---------- Task input ----------
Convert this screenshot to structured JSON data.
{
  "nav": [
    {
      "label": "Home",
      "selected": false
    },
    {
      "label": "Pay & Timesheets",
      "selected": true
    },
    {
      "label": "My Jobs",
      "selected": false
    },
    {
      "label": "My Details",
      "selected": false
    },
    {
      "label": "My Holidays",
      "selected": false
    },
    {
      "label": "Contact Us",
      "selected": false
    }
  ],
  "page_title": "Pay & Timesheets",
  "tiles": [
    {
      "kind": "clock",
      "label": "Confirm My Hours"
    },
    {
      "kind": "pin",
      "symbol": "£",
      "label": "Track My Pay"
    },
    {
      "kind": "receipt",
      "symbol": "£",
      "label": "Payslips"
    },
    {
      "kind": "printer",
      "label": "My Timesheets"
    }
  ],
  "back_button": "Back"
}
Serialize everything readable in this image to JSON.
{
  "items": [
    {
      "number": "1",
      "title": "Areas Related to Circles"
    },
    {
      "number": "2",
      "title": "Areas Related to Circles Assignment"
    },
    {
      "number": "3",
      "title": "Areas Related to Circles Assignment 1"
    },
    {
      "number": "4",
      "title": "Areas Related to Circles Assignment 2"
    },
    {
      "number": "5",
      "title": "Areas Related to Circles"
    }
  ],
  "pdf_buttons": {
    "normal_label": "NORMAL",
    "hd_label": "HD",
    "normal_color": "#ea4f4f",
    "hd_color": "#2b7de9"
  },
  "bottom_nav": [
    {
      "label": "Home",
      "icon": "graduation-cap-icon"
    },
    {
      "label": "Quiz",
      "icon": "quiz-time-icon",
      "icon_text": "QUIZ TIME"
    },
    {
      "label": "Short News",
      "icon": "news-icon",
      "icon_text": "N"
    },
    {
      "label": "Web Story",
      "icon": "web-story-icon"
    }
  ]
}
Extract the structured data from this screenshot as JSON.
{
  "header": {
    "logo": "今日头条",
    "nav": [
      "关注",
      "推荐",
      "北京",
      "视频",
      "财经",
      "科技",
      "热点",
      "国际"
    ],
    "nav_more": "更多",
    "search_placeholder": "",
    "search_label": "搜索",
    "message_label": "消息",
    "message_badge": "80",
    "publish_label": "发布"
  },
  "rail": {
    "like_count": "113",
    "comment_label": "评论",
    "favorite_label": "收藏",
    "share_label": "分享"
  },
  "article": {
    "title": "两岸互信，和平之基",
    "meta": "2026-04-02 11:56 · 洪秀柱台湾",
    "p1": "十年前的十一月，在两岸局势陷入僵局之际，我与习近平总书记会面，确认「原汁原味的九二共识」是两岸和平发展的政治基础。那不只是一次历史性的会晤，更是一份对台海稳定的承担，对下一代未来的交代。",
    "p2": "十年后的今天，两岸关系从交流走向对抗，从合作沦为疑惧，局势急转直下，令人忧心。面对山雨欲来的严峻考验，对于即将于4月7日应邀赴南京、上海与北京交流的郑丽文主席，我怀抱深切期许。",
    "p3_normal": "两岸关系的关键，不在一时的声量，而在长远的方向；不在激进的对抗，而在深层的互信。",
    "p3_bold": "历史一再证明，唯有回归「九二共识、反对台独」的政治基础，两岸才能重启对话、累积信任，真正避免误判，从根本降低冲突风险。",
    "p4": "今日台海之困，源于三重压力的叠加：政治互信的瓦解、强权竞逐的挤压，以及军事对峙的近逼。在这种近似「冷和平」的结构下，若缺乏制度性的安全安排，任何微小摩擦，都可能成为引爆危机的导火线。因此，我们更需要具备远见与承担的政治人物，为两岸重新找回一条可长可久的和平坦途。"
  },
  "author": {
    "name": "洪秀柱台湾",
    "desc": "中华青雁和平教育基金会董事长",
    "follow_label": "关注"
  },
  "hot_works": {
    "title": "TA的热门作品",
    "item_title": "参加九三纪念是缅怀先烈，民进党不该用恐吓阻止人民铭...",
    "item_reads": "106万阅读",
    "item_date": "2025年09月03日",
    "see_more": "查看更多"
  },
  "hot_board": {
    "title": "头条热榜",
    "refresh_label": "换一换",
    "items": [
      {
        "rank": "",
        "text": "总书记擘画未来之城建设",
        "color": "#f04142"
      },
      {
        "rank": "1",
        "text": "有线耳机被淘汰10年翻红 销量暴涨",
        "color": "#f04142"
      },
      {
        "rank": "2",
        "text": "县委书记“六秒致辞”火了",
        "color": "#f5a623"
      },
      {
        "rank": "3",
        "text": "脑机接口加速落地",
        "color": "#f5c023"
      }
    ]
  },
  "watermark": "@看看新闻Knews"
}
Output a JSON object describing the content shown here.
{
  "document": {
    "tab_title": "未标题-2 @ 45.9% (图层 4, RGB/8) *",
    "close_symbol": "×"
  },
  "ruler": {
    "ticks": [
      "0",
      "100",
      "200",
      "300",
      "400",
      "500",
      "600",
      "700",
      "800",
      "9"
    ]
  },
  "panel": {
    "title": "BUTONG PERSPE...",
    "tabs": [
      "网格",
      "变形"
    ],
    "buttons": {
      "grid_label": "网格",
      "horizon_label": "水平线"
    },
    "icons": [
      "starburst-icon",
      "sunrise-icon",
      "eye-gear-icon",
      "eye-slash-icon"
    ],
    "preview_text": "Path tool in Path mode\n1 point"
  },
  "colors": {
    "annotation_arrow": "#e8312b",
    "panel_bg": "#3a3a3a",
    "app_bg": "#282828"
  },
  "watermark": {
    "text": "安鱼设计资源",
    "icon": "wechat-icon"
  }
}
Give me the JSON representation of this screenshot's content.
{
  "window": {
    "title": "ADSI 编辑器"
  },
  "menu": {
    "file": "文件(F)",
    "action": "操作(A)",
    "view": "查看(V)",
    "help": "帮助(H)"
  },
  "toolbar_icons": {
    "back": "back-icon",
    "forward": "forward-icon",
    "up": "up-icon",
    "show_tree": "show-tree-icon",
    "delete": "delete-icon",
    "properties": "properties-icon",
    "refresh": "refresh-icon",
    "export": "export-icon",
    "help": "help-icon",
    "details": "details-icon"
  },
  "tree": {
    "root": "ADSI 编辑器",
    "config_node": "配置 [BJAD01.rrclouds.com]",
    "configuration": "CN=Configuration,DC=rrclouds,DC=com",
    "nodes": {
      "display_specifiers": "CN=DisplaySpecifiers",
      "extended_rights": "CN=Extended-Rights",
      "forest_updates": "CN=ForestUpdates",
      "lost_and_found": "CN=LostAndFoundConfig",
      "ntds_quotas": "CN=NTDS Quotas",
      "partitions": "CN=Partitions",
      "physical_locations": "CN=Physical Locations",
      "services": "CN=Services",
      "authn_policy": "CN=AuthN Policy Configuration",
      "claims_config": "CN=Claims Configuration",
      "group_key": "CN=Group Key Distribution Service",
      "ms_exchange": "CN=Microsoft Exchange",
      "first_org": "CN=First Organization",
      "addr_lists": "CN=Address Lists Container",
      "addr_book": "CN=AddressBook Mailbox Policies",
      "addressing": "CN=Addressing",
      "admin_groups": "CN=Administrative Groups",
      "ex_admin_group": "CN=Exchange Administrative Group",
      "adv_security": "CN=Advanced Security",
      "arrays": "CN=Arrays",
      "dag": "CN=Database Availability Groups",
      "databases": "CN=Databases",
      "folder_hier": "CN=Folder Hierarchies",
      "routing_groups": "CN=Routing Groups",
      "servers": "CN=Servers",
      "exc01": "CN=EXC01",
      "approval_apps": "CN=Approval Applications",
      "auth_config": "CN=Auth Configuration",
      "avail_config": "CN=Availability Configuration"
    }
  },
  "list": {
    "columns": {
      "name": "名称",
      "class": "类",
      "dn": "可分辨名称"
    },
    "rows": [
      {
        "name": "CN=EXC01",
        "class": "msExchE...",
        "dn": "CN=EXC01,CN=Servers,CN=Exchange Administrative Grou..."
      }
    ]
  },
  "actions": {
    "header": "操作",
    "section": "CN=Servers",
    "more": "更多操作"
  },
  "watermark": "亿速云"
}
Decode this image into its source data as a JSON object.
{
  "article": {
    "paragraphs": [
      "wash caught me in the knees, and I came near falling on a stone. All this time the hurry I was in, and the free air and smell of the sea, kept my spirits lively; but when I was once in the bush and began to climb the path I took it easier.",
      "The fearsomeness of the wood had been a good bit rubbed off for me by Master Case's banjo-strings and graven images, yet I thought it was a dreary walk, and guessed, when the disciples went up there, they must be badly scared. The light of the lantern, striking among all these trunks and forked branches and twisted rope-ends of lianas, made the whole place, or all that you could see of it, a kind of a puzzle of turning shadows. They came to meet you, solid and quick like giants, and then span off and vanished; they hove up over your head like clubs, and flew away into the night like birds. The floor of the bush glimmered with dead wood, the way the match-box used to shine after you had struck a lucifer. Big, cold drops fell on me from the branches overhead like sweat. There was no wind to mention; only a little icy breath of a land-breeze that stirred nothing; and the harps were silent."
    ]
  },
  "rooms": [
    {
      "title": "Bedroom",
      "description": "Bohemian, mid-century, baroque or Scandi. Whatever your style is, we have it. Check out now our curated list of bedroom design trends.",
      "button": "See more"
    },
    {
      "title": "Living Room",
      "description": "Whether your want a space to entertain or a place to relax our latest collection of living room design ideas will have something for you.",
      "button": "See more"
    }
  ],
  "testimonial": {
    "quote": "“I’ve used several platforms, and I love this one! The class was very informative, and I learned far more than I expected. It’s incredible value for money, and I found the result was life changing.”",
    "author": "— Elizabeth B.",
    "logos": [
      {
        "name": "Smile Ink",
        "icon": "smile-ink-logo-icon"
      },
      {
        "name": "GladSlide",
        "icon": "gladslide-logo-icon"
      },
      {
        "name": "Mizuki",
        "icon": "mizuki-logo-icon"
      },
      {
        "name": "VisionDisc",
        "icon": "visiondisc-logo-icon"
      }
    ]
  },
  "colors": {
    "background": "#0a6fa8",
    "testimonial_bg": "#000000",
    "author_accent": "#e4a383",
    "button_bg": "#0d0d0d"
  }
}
----------
Task to carry out: Your task is to list each line of the records with the word "this".

Expected answer:
Convert this screenshot to structured JSON data.
Serialize everything readable in this image to JSON.
Extract the structured data from this screenshot as JSON.
Give me the JSON representation of this screenshot's content.
Decode this image into its source data as a JSON object.
      "wash caught me in the knees, and I came near falling on a stone. All this time the hurry I was in, and the free air and smell of the sea, kept my spirits lively; but when I was once in the bush and began to climb the path I took it easier.",
    "quote": "“I’ve used several platforms, and I love this one! The class was very informative, and I learned far more than I expected. It’s incredible value for money, and I found the result was life changing.”",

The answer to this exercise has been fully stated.